-- start Available data --

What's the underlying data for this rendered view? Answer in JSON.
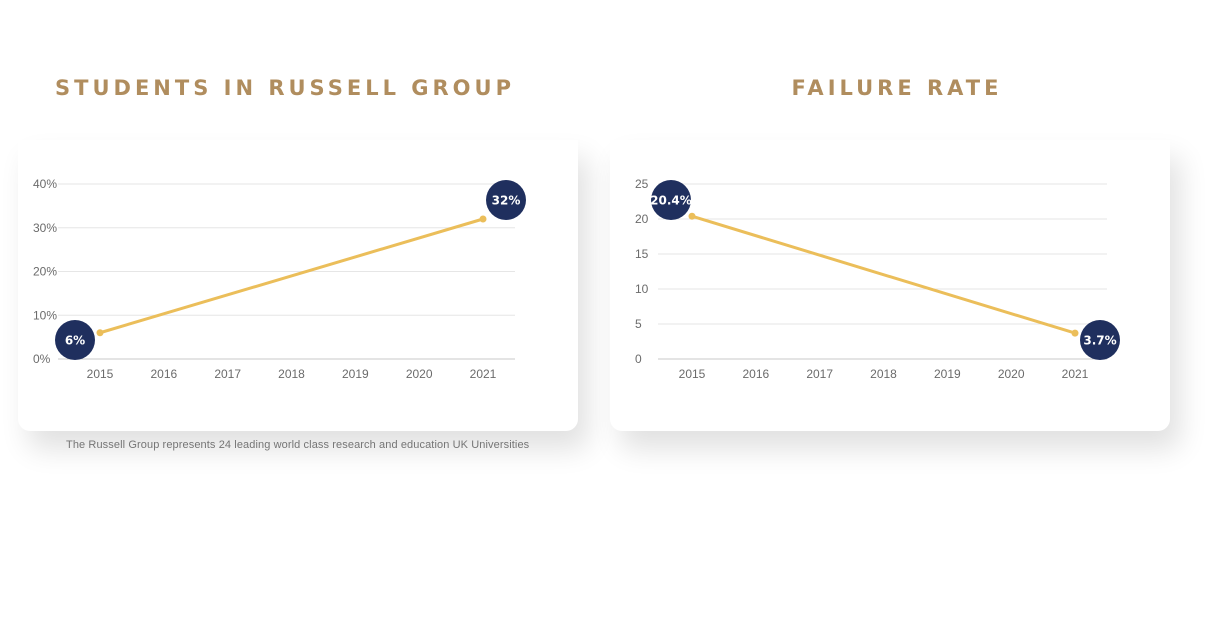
{
  "chart_data": [
    {
      "type": "line",
      "title": "STUDENTS IN RUSSELL GROUP",
      "x": [
        "2015",
        "2016",
        "2017",
        "2018",
        "2019",
        "2020",
        "2021"
      ],
      "series": [
        {
          "points": [
            {
              "x": "2015",
              "y": 6,
              "label": "6%"
            },
            {
              "x": "2021",
              "y": 32,
              "label": "32%"
            }
          ]
        }
      ],
      "y_ticks": [
        "0%",
        "10%",
        "20%",
        "30%",
        "40%"
      ],
      "ylim": [
        0,
        40
      ],
      "grid": true,
      "footnote": "The Russell Group represents 24 leading world class research and education UK Universities"
    },
    {
      "type": "line",
      "title": "FAILURE RATE",
      "x": [
        "2015",
        "2016",
        "2017",
        "2018",
        "2019",
        "2020",
        "2021"
      ],
      "series": [
        {
          "points": [
            {
              "x": "2015",
              "y": 20.4,
              "label": "20.4%"
            },
            {
              "x": "2021",
              "y": 3.7,
              "label": "3.7%"
            }
          ]
        }
      ],
      "y_ticks": [
        "0",
        "5",
        "10",
        "15",
        "20",
        "25"
      ],
      "ylim": [
        0,
        25
      ],
      "grid": true
    }
  ],
  "colors": {
    "title": "#b08d5e",
    "line": "#ebbe5a",
    "bubble": "#1f2f5e",
    "grid": "#e6e6e6",
    "axis_text": "#6b6b6b"
  }
}
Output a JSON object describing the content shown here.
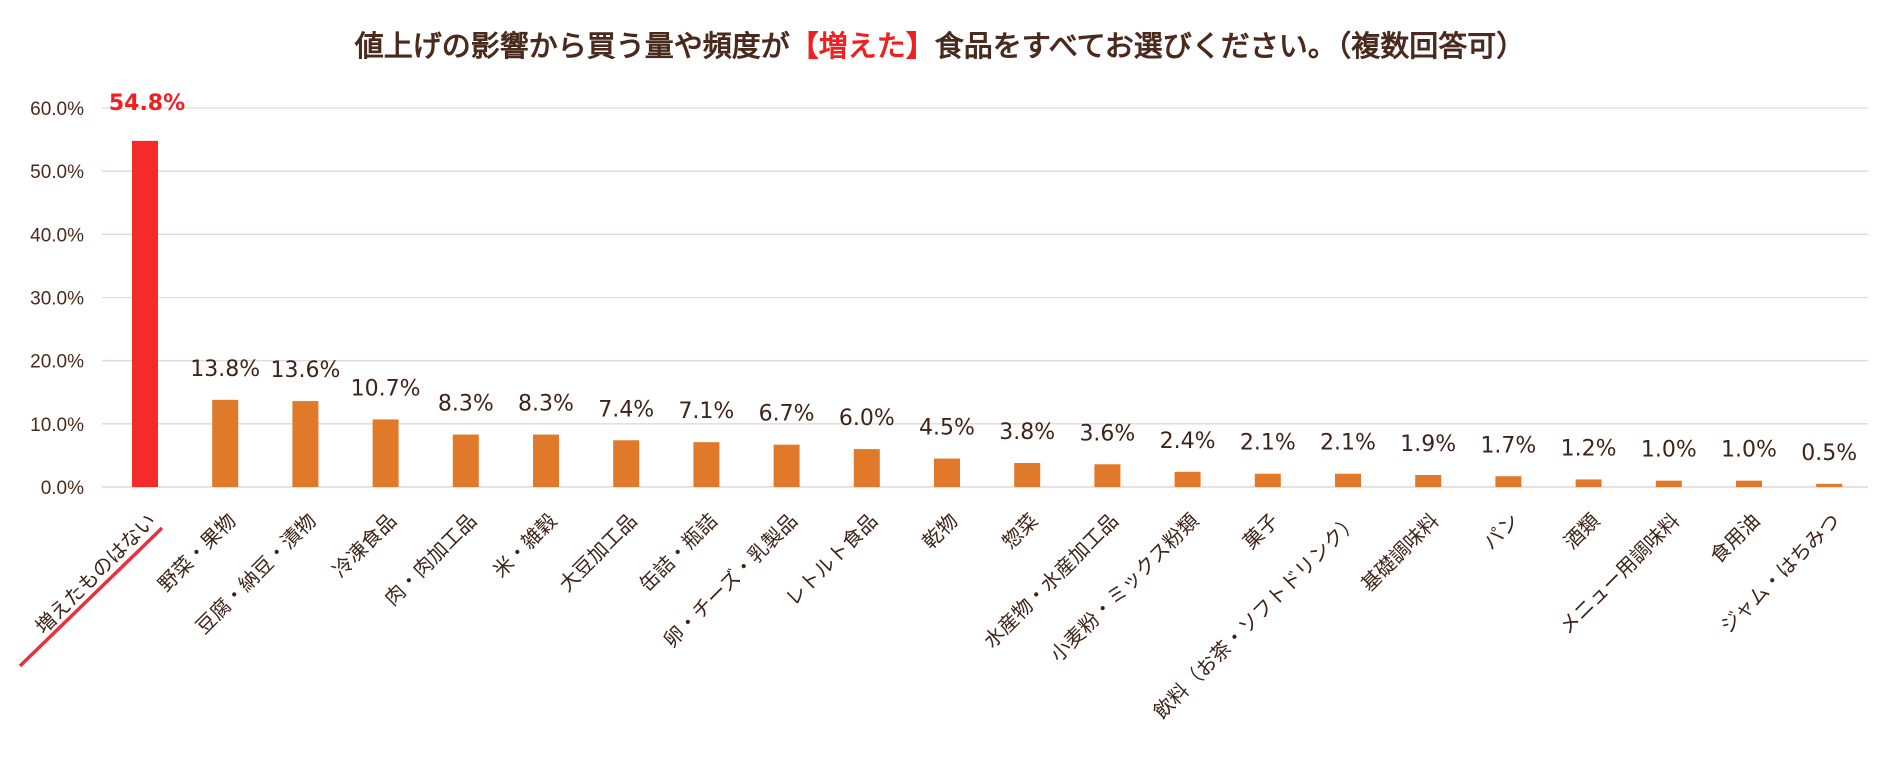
{
  "chart_data": {
    "type": "bar",
    "title": {
      "prefix": "値上げの影響から買う量や頻度が",
      "highlight": "【増えた】",
      "suffix": "食品をすべてお選びください。（複数回答可）"
    },
    "categories": [
      "増えたものはない",
      "野菜・果物",
      "豆腐・納豆・漬物",
      "冷凍食品",
      "肉・肉加工品",
      "米・雑穀",
      "大豆加工品",
      "缶詰・瓶詰",
      "卵・チーズ・乳製品",
      "レトルト食品",
      "乾物",
      "惣菜",
      "水産物・水産加工品",
      "小麦粉・ミックス粉類",
      "菓子",
      "飲料（お茶・ソフトドリンク）",
      "基礎調味料",
      "パン",
      "酒類",
      "メニュー用調味料",
      "食用油",
      "ジャム・はちみつ"
    ],
    "values": [
      54.8,
      13.8,
      13.6,
      10.7,
      8.3,
      8.3,
      7.4,
      7.1,
      6.7,
      6.0,
      4.5,
      3.8,
      3.6,
      2.4,
      2.1,
      2.1,
      1.9,
      1.7,
      1.2,
      1.0,
      1.0,
      0.5
    ],
    "value_labels": [
      "54.8%",
      "13.8%",
      "13.6%",
      "10.7%",
      "8.3%",
      "8.3%",
      "7.4%",
      "7.1%",
      "6.7%",
      "6.0%",
      "4.5%",
      "3.8%",
      "3.6%",
      "2.4%",
      "2.1%",
      "2.1%",
      "1.9%",
      "1.7%",
      "1.2%",
      "1.0%",
      "1.0%",
      "0.5%"
    ],
    "highlight_index": 0,
    "y_ticks": [
      "0.0%",
      "10.0%",
      "20.0%",
      "30.0%",
      "40.0%",
      "50.0%",
      "60.0%"
    ],
    "ylim": [
      0,
      60
    ],
    "grid": true,
    "xlabel": "",
    "ylabel": "",
    "colors": {
      "highlight_bar": "#f52a2a",
      "bar": "#e07a2a",
      "grid": "#e8d6da",
      "title_text": "#4a2a1c",
      "title_highlight": "#f02020",
      "underline": "#e83040"
    }
  }
}
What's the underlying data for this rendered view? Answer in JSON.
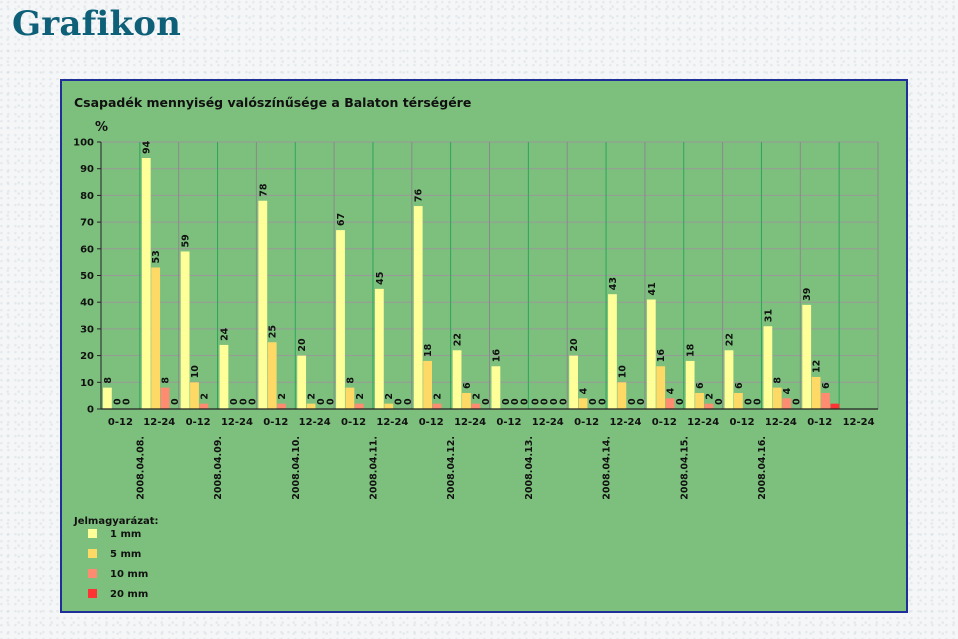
{
  "page": {
    "title": "Grafikon"
  },
  "chart_data": {
    "type": "bar",
    "title": "Csapadék mennyiség valószínűsége a Balaton térségére",
    "ylabel": "%",
    "ylim": [
      0,
      100
    ],
    "yticks": [
      0,
      10,
      20,
      30,
      40,
      50,
      60,
      70,
      80,
      90,
      100
    ],
    "grid": true,
    "legend_position": "bottom-left",
    "legend_title": "Jelmagyarázat:",
    "dates": [
      "2008.04.08.",
      "2008.04.09.",
      "2008.04.10.",
      "2008.04.11.",
      "2008.04.12.",
      "2008.04.13.",
      "2008.04.14.",
      "2008.04.15.",
      "2008.04.16."
    ],
    "categories": [
      "0-12",
      "12-24",
      "0-12",
      "12-24",
      "0-12",
      "12-24",
      "0-12",
      "12-24",
      "0-12",
      "12-24",
      "0-12",
      "12-24",
      "0-12",
      "12-24",
      "0-12",
      "12-24",
      "0-12",
      "12-24",
      "0-12",
      "12-24"
    ],
    "series": [
      {
        "name": "1 mm",
        "color": "#ffff99",
        "values": [
          8,
          94,
          59,
          24,
          78,
          20,
          67,
          45,
          76,
          22,
          16,
          0,
          20,
          43,
          41,
          18,
          22,
          31,
          39,
          0
        ]
      },
      {
        "name": "5 mm",
        "color": "#ffd966",
        "values": [
          0,
          53,
          10,
          0,
          25,
          2,
          8,
          2,
          18,
          6,
          0,
          0,
          4,
          10,
          16,
          6,
          6,
          8,
          12,
          0
        ]
      },
      {
        "name": "10 mm",
        "color": "#ff8c70",
        "values": [
          0,
          8,
          2,
          0,
          2,
          0,
          2,
          0,
          2,
          2,
          0,
          0,
          0,
          0,
          4,
          2,
          0,
          4,
          6,
          0
        ]
      },
      {
        "name": "20 mm",
        "color": "#ff3333",
        "values": [
          0,
          0,
          0,
          0,
          0,
          0,
          0,
          0,
          0,
          0,
          0,
          0,
          0,
          0,
          0,
          0,
          0,
          0,
          2,
          0
        ]
      }
    ],
    "labels_shown": [
      [
        true,
        true,
        true,
        true,
        true,
        true,
        true,
        true,
        true,
        true,
        true,
        true,
        true,
        true,
        true,
        true,
        true,
        true,
        true,
        false
      ],
      [
        true,
        true,
        true,
        true,
        true,
        true,
        true,
        true,
        true,
        true,
        true,
        true,
        true,
        true,
        true,
        true,
        true,
        true,
        true,
        false
      ],
      [
        true,
        true,
        true,
        true,
        true,
        true,
        true,
        true,
        true,
        true,
        true,
        true,
        true,
        true,
        true,
        true,
        true,
        true,
        true,
        false
      ],
      [
        false,
        true,
        false,
        true,
        false,
        true,
        false,
        true,
        false,
        true,
        true,
        true,
        true,
        true,
        true,
        true,
        true,
        true,
        false,
        false
      ]
    ]
  }
}
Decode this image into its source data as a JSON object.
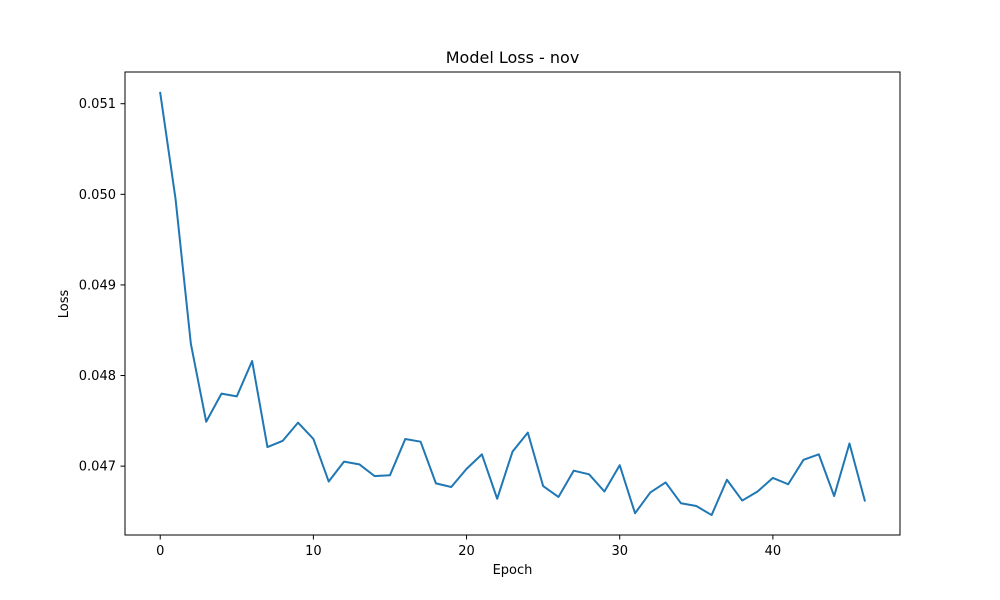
{
  "chart_data": {
    "type": "line",
    "title": "Model Loss - nov",
    "xlabel": "Epoch",
    "ylabel": "Loss",
    "xlim": [
      -2.3,
      48.3
    ],
    "ylim": [
      0.04624,
      0.05135
    ],
    "xticks": [
      0,
      10,
      20,
      30,
      40
    ],
    "yticks": [
      0.047,
      0.048,
      0.049,
      0.05,
      0.051
    ],
    "ytick_labels": [
      "0.047",
      "0.048",
      "0.049",
      "0.050",
      "0.051"
    ],
    "grid": false,
    "series": [
      {
        "color": "#1f77b4",
        "x": [
          0,
          1,
          2,
          3,
          4,
          5,
          6,
          7,
          8,
          9,
          10,
          11,
          12,
          13,
          14,
          15,
          16,
          17,
          18,
          19,
          20,
          21,
          22,
          23,
          24,
          25,
          26,
          27,
          28,
          29,
          30,
          31,
          32,
          33,
          34,
          35,
          36,
          37,
          38,
          39,
          40,
          41,
          42,
          43,
          44,
          45,
          46
        ],
        "values": [
          0.05112,
          0.04995,
          0.04835,
          0.04749,
          0.0478,
          0.04777,
          0.04816,
          0.04721,
          0.04728,
          0.04748,
          0.0473,
          0.04683,
          0.04705,
          0.04702,
          0.04689,
          0.0469,
          0.0473,
          0.04727,
          0.04681,
          0.04677,
          0.04697,
          0.04713,
          0.04664,
          0.04716,
          0.04737,
          0.04678,
          0.04666,
          0.04695,
          0.04691,
          0.04672,
          0.04701,
          0.04648,
          0.04671,
          0.04682,
          0.04659,
          0.04656,
          0.04646,
          0.04685,
          0.04662,
          0.04672,
          0.04687,
          0.0468,
          0.04707,
          0.04713,
          0.04667,
          0.04725,
          0.04662
        ]
      }
    ]
  }
}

-- end Available data --

- Task objective
Count the lines in which the string "JSON" appears, then report only that figure.

- Written answer
4